### Entries from a page text dataset
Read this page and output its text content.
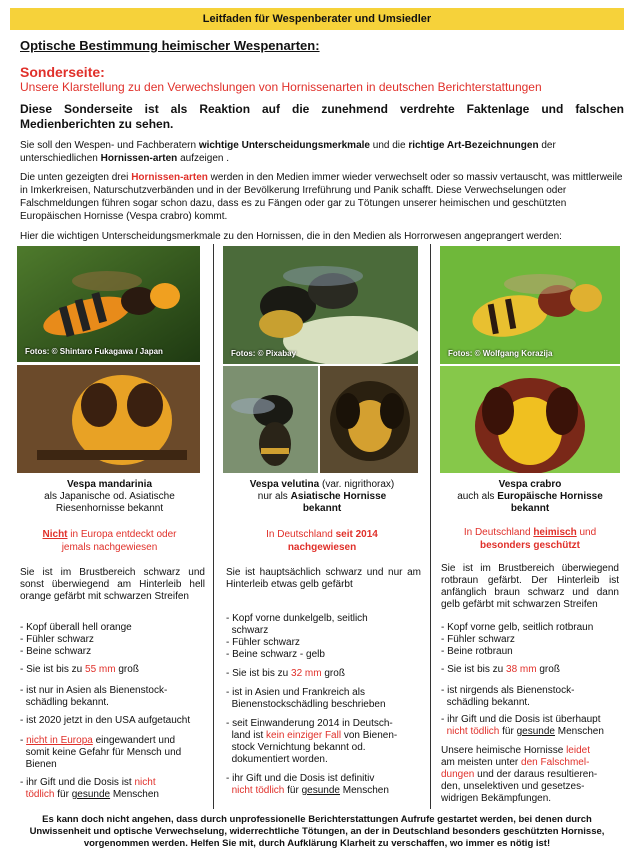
Leitfaden für Wespenberater und Umsiedler
Optische Bestimmung heimischer Wespenarten:
Sonderseite:
Unsere Klarstellung zu den Verwechslungen von Hornissenarten in deutschen Berichterstattungen
Diese Sonderseite ist als Reaktion auf die zunehmend verdrehte Faktenlage und falschen Medienberichten zu sehen.
Sie soll den Wespen- und Fachberatern wichtige Unterscheidungsmerkmale und die richtige Art-Bezeichnungen der unterschiedlichen Hornissen-arten aufzeigen .
Die unten gezeigten drei Hornissen-arten werden in den Medien immer wieder verwechselt oder so massiv vertauscht, was mittlerweile in Imkerkreisen, Naturschutzverbänden und in der Bevölkerung Irreführung und Panik schafft. Diese Verwechselungen oder Falschmeldungen führen sogar schon dazu, dass es zu Fängen oder gar zu Tötungen unserer heimischen und geschützten Europäischen Hornisse (Vespa crabro) kommt.
Hier die wichtigen Unterscheidungsmerkmale zu den Hornissen, die in den Medien als Horrorwesen angeprangert werden:
Fotos: © Shintaro Fukagawa / Japan	Fotos: © Pixabay	Fotos: © Wolfgang Korazija
Vespa mandarinia
als Japanische od. Asiatische
Riesenhornisse bekannt
Nicht in Europa entdeckt oder
jemals nachgewiesen
Sie ist im Brustbereich schwarz und sonst überwiegend am Hinterleib hell orange gefärbt mit schwarzen Streifen
- Kopf überall hell orange
- Fühler schwarz
- Beine schwarz
- Sie ist bis zu 55 mm groß
- ist nur in Asien als Bienenstock-
schädling bekannt.
- ist 2020 jetzt in den USA aufgetaucht
- nicht in Europa eingewandert und
somit keine Gefahr für Mensch und
Bienen
- ihr Gift und die Dosis ist nicht
tödlich für gesunde Menschen
Vespa velutina (var. nigrithorax)
nur als Asiatische Hornisse
bekannt
In Deutschland seit 2014
nachgewiesen
Sie ist hauptsächlich schwarz und nur am Hinterleib etwas gelb gefärbt
- Kopf vorne dunkelgelb, seitlich
schwarz
- Fühler schwarz
- Beine schwarz - gelb
- Sie ist bis zu 32 mm groß
- ist in Asien und Frankreich als
Bienenstockschädling beschrieben
- seit Einwanderung 2014 in Deutsch-
land ist kein einziger Fall von Bienen-
stock Vernichtung bekannt od.
dokumentiert worden.
- ihr Gift und die Dosis ist definitiv
nicht tödlich für gesunde Menschen
Vespa crabro
auch als Europäische Hornisse
bekannt
In Deutschland heimisch und
besonders geschützt
Sie ist im Brustbereich überwiegend rotbraun gefärbt. Der Hinterleib ist anfänglich braun schwarz und dann gelb gefärbt mit schwarzen Streifen
- Kopf vorne gelb, seitlich rotbraun
- Fühler schwarz
- Beine rotbraun
- Sie ist bis zu 38 mm groß
- ist nirgends als Bienenstock-
schädling bekannt.
- ihr Gift und die Dosis ist überhaupt
nicht tödlich für gesunde Menschen
Unsere heimische Hornisse leidet
am meisten unter den Falschmel-
dungen und der daraus resultieren-
den, unselektiven und gesetzes-
widrigen Bekämpfungen.
Es kann doch nicht angehen, dass durch unprofessionelle Berichterstattungen Aufrufe gestartet werden, bei denen durch Unwissenheit und optische Verwechselung, widerrechtliche Tötungen, an der in Deutschland besonders geschützten Hornisse, vorgenommen werden. Helfen Sie mit, durch Aufklärung Klarheit zu verschaffen, wo immer es nötig ist!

### Work task
Give the records back exactly, with no pictures.

### Answer to this exercise
Read this page and output its text content.
Leitfaden für Wespenberater und Umsiedler
Optische Bestimmung heimischer Wespenarten:
Sonderseite:
Unsere Klarstellung zu den Verwechslungen von Hornissenarten in deutschen Berichterstattungen
Diese Sonderseite ist als Reaktion auf die zunehmend verdrehte Faktenlage und falschen Medienberichten zu sehen.
Sie soll den Wespen- und Fachberatern wichtige Unterscheidungsmerkmale und die richtige Art-Bezeichnungen der unterschiedlichen Hornissen-arten aufzeigen .
Die unten gezeigten drei Hornissen-arten werden in den Medien immer wieder verwechselt oder so massiv vertauscht, was mittlerweile in Imkerkreisen, Naturschutzverbänden und in der Bevölkerung Irreführung und Panik schafft. Diese Verwechselungen oder Falschmeldungen führen sogar schon dazu, dass es zu Fängen oder gar zu Tötungen unserer heimischen und geschützten Europäischen Hornisse (Vespa crabro) kommt.
Hier die wichtigen Unterscheidungsmerkmale zu den Hornissen, die in den Medien als Horrorwesen angeprangert werden:
Fotos: © Shintaro Fukagawa / Japan	Fotos: © Pixabay	Fotos: © Wolfgang Korazija
Vespa mandarinia
als Japanische od. Asiatische
Riesenhornisse bekannt
Nicht in Europa entdeckt oder
jemals nachgewiesen
Sie ist im Brustbereich schwarz und sonst überwiegend am Hinterleib hell orange gefärbt mit schwarzen Streifen
- Kopf überall hell orange
- Fühler schwarz
- Beine schwarz
- Sie ist bis zu 55 mm groß
- ist nur in Asien als Bienenstock-
schädling bekannt.
- ist 2020 jetzt in den USA aufgetaucht
- nicht in Europa eingewandert und
somit keine Gefahr für Mensch und
Bienen
- ihr Gift und die Dosis ist nicht
tödlich für gesunde Menschen
Vespa velutina (var. nigrithorax)
nur als Asiatische Hornisse
bekannt
In Deutschland seit 2014
nachgewiesen
Sie ist hauptsächlich schwarz und nur am Hinterleib etwas gelb gefärbt
- Kopf vorne dunkelgelb, seitlich
schwarz
- Fühler schwarz
- Beine schwarz - gelb
- Sie ist bis zu 32 mm groß
- ist in Asien und Frankreich als
Bienenstockschädling beschrieben
- seit Einwanderung 2014 in Deutsch-
land ist kein einziger Fall von Bienen-
stock Vernichtung bekannt od.
dokumentiert worden.
- ihr Gift und die Dosis ist definitiv
nicht tödlich für gesunde Menschen
Vespa crabro
auch als Europäische Hornisse
bekannt
In Deutschland heimisch und
besonders geschützt
Sie ist im Brustbereich überwiegend rotbraun gefärbt. Der Hinterleib ist anfänglich braun schwarz und dann gelb gefärbt mit schwarzen Streifen
- Kopf vorne gelb, seitlich rotbraun
- Fühler schwarz
- Beine rotbraun
- Sie ist bis zu 38 mm groß
- ist nirgends als Bienenstock-
schädling bekannt.
- ihr Gift und die Dosis ist überhaupt
nicht tödlich für gesunde Menschen
Unsere heimische Hornisse leidet
am meisten unter den Falschmel-
dungen und der daraus resultieren-
den, unselektiven und gesetzes-
widrigen Bekämpfungen.
Es kann doch nicht angehen, dass durch unprofessionelle Berichterstattungen Aufrufe gestartet werden, bei denen durch Unwissenheit und optische Verwechselung, widerrechtliche Tötungen, an der in Deutschland besonders geschützten Hornisse, vorgenommen werden. Helfen Sie mit, durch Aufklärung Klarheit zu verschaffen, wo immer es nötig ist!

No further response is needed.